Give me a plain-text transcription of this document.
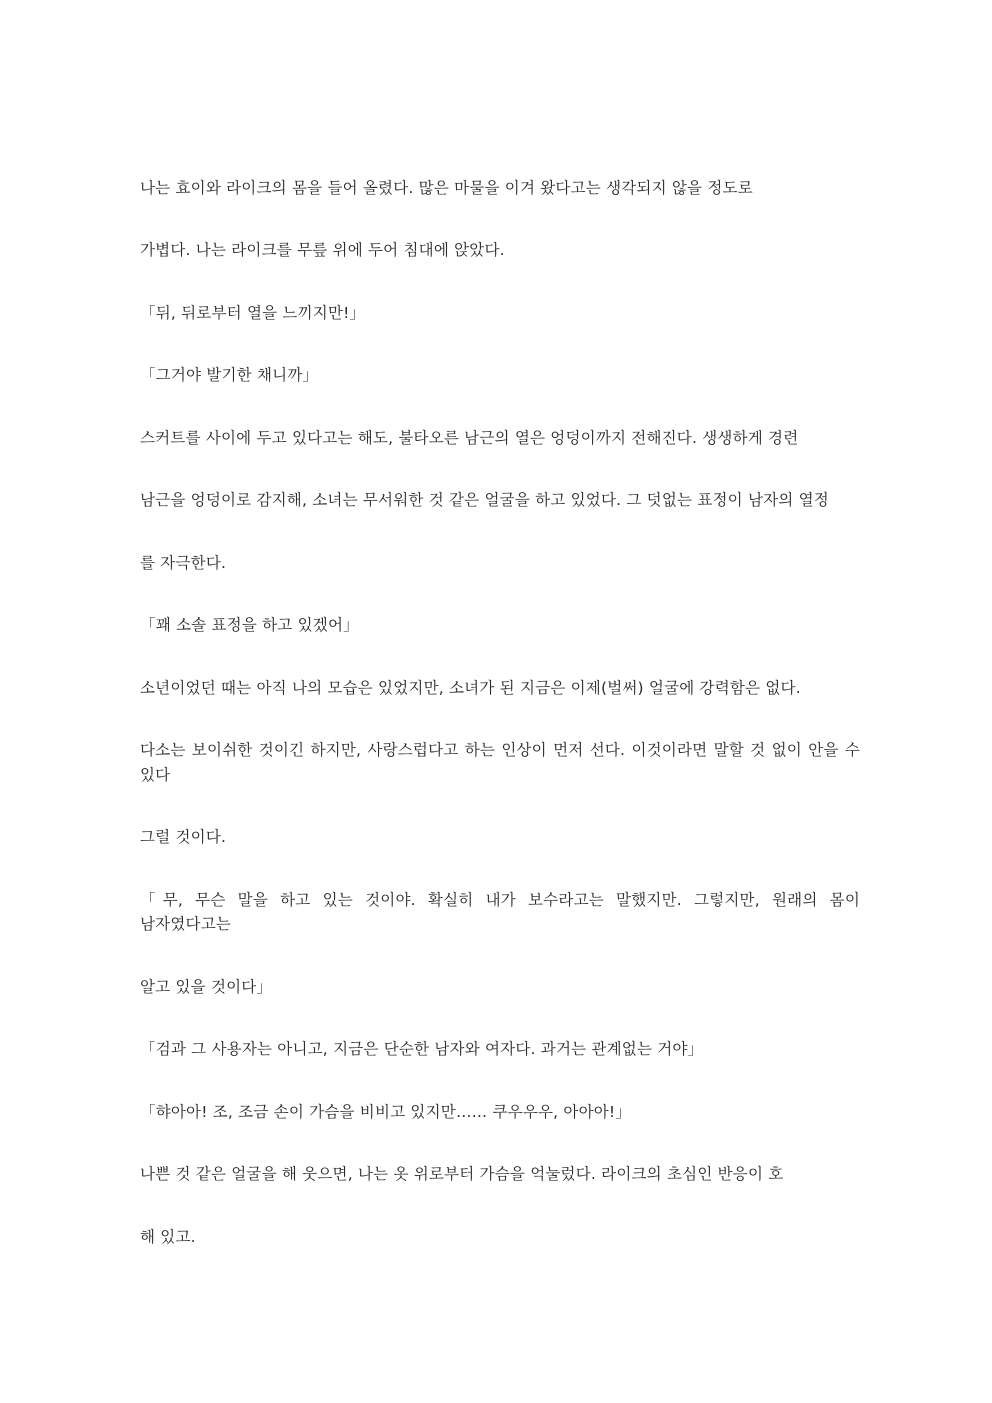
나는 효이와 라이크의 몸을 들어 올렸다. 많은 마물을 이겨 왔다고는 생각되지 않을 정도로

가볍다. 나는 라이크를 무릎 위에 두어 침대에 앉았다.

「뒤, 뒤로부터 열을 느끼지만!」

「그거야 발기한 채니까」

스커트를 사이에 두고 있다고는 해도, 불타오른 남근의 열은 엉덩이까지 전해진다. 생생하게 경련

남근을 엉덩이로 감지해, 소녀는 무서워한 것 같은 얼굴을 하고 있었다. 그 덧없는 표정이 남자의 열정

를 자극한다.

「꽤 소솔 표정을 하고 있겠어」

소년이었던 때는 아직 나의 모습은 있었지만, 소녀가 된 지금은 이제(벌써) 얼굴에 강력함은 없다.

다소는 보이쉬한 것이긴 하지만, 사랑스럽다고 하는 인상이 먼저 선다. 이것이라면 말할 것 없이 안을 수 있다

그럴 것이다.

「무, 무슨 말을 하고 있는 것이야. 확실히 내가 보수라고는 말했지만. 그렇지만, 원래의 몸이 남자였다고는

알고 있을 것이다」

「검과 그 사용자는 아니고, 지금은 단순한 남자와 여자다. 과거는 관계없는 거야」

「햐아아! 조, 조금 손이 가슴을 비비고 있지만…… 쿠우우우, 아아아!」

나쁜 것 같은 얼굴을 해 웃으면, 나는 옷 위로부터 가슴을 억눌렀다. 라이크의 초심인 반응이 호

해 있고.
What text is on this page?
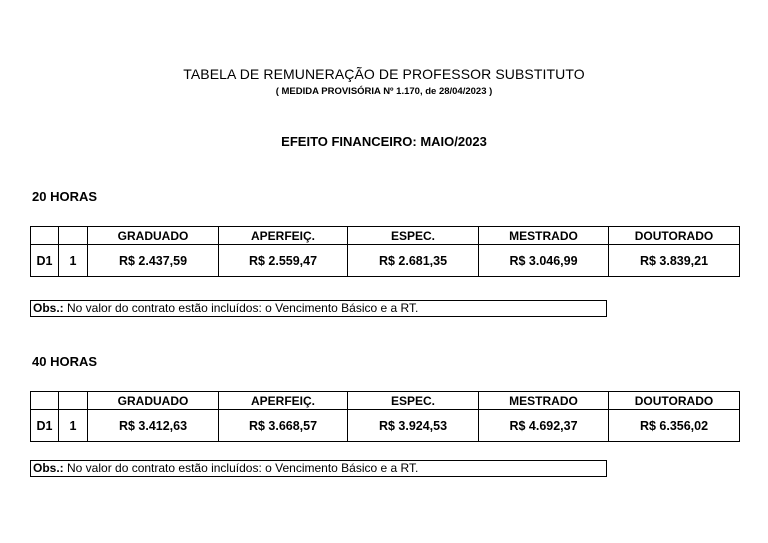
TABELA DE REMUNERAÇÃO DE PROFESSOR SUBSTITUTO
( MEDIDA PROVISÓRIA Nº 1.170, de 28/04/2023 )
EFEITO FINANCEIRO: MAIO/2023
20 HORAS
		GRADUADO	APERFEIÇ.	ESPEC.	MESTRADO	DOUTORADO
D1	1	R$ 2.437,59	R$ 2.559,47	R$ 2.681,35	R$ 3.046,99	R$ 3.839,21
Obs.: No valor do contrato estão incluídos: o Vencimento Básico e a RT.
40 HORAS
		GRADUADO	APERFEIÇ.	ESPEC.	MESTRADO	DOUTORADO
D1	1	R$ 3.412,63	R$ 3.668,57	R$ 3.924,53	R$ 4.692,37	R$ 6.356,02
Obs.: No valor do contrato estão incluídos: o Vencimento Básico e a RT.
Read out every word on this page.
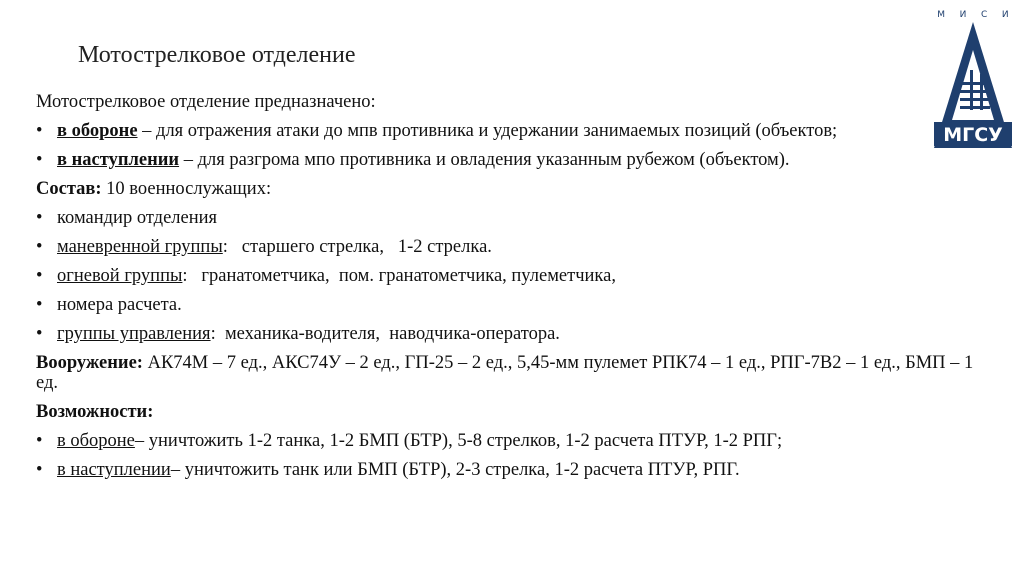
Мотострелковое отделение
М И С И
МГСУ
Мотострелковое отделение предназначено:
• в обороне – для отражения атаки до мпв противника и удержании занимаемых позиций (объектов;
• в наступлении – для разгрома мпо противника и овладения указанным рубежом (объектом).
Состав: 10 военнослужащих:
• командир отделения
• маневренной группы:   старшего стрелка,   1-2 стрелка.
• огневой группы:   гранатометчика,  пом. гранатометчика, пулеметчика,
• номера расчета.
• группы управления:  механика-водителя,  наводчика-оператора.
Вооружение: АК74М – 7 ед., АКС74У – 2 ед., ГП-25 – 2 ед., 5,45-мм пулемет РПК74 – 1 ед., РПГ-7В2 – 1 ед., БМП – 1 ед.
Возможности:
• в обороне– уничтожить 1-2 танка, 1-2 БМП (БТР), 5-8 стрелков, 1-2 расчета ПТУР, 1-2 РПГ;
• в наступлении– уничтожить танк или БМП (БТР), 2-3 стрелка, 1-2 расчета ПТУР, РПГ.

§ **Problem details**: From the entries above, copy every line where the word "ПТУР" shows up.

§ **Solution for this exercise**:
• в обороне– уничтожить 1-2 танка, 1-2 БМП (БТР), 5-8 стрелков, 1-2 расчета ПТУР, 1-2 РПГ;
• в наступлении– уничтожить танк или БМП (БТР), 2-3 стрелка, 1-2 расчета ПТУР, РПГ.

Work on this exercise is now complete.